▸ **Problem requirements**
Pictures do not belong in the copy, so please give every entry below again exactly.
* start Input *
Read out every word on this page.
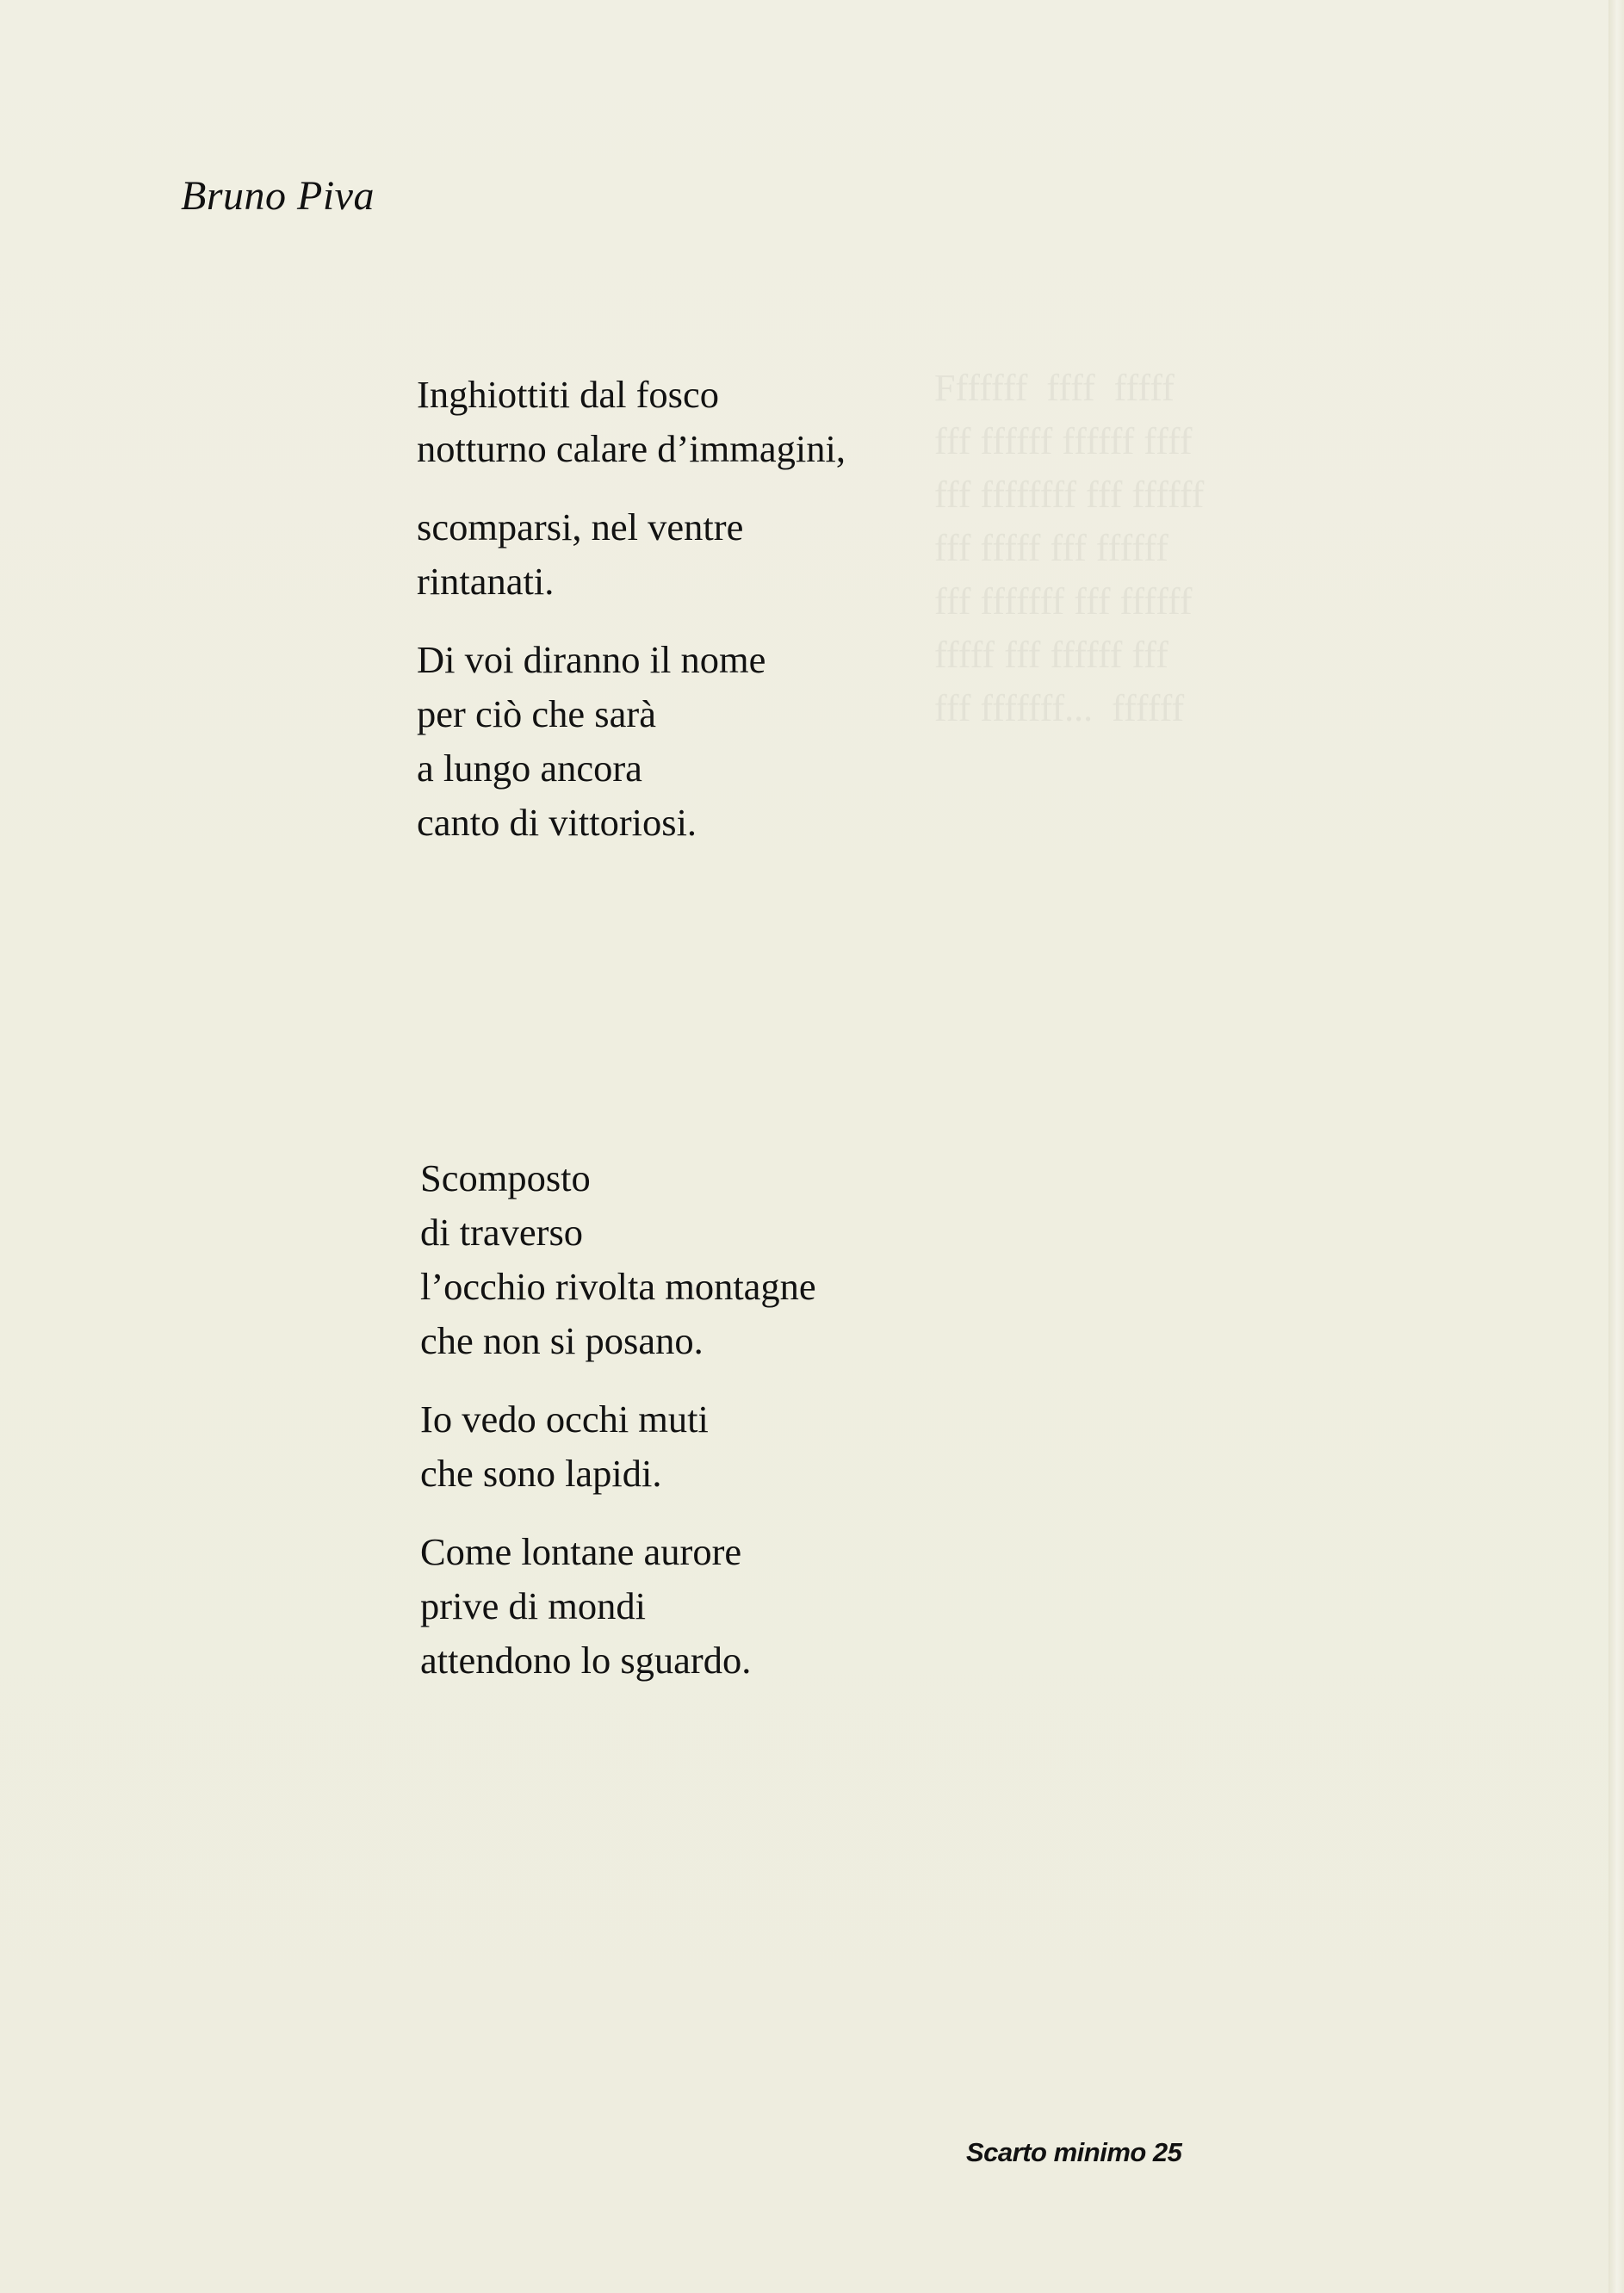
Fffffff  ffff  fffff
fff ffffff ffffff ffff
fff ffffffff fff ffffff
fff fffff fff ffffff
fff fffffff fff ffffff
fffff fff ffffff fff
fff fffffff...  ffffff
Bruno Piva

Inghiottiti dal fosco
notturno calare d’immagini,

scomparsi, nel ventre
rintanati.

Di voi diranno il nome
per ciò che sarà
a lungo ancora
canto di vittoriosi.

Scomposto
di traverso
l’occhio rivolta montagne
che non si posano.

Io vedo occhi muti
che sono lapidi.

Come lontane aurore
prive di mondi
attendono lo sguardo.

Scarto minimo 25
* end Input *
▸ **Task answer**
Read out every word on this page.
Fffffff  ffff  fffff
fff ffffff ffffff ffff
fff ffffffff fff ffffff
fff fffff fff ffffff
fff fffffff fff ffffff
fffff fff ffffff fff
fff fffffff...  ffffff
Bruno Piva

Inghiottiti dal fosco
notturno calare d’immagini,

scomparsi, nel ventre
rintanati.

Di voi diranno il nome
per ciò che sarà
a lungo ancora
canto di vittoriosi.

Scomposto
di traverso
l’occhio rivolta montagne
che non si posano.

Io vedo occhi muti
che sono lapidi.

Come lontane aurore
prive di mondi
attendono lo sguardo.

Scarto minimo 25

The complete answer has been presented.